**Problem requirements**
Retype the records verbatim, from the start through the line containing "bookmark-hfo63[interactable]: hfo63 bbox=[802, 77, 846, 90]", including that line.

┌──

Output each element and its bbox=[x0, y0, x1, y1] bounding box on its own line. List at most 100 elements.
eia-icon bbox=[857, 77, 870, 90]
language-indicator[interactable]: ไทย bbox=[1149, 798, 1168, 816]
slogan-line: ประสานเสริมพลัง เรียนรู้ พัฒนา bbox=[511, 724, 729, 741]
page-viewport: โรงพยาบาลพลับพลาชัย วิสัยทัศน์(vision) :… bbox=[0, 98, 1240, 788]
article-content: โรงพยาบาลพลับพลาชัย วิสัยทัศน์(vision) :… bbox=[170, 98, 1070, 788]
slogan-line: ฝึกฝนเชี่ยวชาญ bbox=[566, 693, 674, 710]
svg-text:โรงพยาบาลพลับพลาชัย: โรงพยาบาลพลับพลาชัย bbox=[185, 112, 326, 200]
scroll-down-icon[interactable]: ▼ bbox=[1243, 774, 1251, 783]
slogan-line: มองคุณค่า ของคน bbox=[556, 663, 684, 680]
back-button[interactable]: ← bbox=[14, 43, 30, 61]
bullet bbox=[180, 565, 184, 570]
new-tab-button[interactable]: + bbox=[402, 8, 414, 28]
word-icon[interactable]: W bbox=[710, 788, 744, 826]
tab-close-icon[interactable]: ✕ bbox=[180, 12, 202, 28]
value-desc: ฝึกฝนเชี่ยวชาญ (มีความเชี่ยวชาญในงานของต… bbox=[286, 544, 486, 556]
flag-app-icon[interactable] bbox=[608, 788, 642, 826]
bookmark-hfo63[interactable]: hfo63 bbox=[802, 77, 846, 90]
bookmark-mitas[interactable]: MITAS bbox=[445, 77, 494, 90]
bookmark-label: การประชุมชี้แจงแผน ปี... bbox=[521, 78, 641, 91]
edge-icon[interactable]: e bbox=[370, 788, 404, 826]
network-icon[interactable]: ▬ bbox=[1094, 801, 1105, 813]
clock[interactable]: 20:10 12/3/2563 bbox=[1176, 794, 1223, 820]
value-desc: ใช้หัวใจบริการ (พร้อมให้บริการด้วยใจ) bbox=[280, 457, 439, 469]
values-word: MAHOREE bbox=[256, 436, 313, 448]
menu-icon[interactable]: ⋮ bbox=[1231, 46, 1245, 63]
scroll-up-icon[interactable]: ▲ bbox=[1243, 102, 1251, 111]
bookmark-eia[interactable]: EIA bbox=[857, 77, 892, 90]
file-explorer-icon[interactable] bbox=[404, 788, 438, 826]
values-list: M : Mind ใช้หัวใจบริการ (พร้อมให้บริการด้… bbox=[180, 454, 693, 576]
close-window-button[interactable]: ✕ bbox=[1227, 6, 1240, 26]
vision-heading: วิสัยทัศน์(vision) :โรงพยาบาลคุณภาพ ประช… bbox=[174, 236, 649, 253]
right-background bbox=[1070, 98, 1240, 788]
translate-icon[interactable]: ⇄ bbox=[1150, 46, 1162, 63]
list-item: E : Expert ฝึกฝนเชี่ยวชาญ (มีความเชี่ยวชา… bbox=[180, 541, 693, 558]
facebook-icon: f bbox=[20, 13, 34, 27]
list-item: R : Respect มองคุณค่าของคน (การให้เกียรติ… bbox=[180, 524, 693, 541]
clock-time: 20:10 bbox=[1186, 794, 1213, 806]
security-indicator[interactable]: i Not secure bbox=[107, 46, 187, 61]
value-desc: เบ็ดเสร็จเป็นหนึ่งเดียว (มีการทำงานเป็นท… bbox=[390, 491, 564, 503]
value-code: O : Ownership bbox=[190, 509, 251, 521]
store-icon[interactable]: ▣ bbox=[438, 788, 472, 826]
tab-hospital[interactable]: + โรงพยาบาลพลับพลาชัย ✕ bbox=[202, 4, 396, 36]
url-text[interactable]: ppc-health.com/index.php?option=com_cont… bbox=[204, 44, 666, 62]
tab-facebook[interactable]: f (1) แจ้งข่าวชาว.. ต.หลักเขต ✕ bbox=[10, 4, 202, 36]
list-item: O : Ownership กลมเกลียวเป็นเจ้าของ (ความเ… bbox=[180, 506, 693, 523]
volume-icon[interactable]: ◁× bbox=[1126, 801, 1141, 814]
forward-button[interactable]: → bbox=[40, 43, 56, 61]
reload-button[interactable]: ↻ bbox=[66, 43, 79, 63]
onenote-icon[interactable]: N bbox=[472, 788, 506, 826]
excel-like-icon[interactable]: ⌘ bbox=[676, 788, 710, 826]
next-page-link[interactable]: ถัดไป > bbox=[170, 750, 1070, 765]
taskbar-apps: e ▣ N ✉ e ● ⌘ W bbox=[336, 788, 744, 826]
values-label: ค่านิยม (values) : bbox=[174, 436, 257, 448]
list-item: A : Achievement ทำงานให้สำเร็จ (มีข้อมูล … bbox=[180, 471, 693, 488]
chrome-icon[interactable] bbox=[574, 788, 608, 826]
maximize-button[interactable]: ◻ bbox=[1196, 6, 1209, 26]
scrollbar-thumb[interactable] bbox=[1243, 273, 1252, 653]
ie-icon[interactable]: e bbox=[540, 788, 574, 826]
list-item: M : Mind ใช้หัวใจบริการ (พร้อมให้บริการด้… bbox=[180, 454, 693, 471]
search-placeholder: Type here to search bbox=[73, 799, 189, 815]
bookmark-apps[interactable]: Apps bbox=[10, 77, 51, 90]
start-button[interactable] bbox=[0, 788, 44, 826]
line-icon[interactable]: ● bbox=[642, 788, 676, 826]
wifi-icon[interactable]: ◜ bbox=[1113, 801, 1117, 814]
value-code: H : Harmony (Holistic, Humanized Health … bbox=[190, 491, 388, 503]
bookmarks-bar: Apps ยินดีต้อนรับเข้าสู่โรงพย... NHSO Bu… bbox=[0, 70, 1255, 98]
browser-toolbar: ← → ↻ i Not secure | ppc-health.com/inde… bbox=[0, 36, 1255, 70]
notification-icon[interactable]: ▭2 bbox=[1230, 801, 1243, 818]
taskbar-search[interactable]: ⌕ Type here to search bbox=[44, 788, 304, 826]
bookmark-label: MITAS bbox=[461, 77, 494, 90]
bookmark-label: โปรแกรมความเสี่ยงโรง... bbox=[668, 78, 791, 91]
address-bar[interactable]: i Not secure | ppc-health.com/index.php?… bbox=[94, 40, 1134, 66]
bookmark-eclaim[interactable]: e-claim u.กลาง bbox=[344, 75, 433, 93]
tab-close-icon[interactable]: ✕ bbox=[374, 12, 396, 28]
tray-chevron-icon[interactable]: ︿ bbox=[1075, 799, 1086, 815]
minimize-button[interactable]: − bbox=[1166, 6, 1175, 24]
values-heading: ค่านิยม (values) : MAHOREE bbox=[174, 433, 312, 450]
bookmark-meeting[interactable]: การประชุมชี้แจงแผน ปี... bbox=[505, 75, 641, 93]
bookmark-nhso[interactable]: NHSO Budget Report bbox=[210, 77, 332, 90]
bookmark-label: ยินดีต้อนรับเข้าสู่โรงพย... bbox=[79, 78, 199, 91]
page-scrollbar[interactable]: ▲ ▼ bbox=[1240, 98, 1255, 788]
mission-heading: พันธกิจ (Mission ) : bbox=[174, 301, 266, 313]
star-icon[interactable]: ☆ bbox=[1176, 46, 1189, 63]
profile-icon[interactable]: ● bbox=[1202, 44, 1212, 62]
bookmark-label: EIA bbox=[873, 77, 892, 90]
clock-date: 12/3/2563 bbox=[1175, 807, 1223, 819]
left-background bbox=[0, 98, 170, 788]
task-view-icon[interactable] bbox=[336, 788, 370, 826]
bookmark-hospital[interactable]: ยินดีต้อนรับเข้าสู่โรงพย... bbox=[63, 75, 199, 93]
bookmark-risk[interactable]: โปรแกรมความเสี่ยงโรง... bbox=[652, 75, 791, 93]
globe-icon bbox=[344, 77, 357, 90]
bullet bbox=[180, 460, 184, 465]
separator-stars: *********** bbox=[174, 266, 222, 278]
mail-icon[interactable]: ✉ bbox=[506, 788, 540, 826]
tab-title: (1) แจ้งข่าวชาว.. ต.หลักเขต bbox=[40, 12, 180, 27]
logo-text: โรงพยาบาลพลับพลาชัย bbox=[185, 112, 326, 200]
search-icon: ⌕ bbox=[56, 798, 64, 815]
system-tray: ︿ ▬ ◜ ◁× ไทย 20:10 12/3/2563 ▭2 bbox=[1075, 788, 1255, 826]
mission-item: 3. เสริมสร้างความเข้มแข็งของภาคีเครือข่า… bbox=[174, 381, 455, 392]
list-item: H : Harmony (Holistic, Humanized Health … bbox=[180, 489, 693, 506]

└──

**Answer to the exercise**
Output each element and its bbox=[x0, y0, x1, y1] bounding box on its own line. List at most 100 elements.
eia-icon bbox=[857, 77, 870, 90]
language-indicator[interactable]: ไทย bbox=[1149, 798, 1168, 816]
slogan-line: ประสานเสริมพลัง เรียนรู้ พัฒนา bbox=[511, 724, 729, 741]
page-viewport: โรงพยาบาลพลับพลาชัย วิสัยทัศน์(vision) :… bbox=[0, 98, 1240, 788]
article-content: โรงพยาบาลพลับพลาชัย วิสัยทัศน์(vision) :… bbox=[170, 98, 1070, 788]
slogan-line: ฝึกฝนเชี่ยวชาญ bbox=[566, 693, 674, 710]
svg-text:โรงพยาบาลพลับพลาชัย: โรงพยาบาลพลับพลาชัย bbox=[185, 112, 326, 200]
scroll-down-icon[interactable]: ▼ bbox=[1243, 774, 1251, 783]
slogan-line: มองคุณค่า ของคน bbox=[556, 663, 684, 680]
back-button[interactable]: ← bbox=[14, 43, 30, 61]
bullet bbox=[180, 565, 184, 570]
new-tab-button[interactable]: + bbox=[402, 8, 414, 28]
word-icon[interactable]: W bbox=[710, 788, 744, 826]
tab-close-icon[interactable]: ✕ bbox=[180, 12, 202, 28]
value-desc: ฝึกฝนเชี่ยวชาญ (มีความเชี่ยวชาญในงานของต… bbox=[286, 544, 486, 556]
flag-app-icon[interactable] bbox=[608, 788, 642, 826]
bookmark-hfo63[interactable]: hfo63 bbox=[802, 77, 846, 90]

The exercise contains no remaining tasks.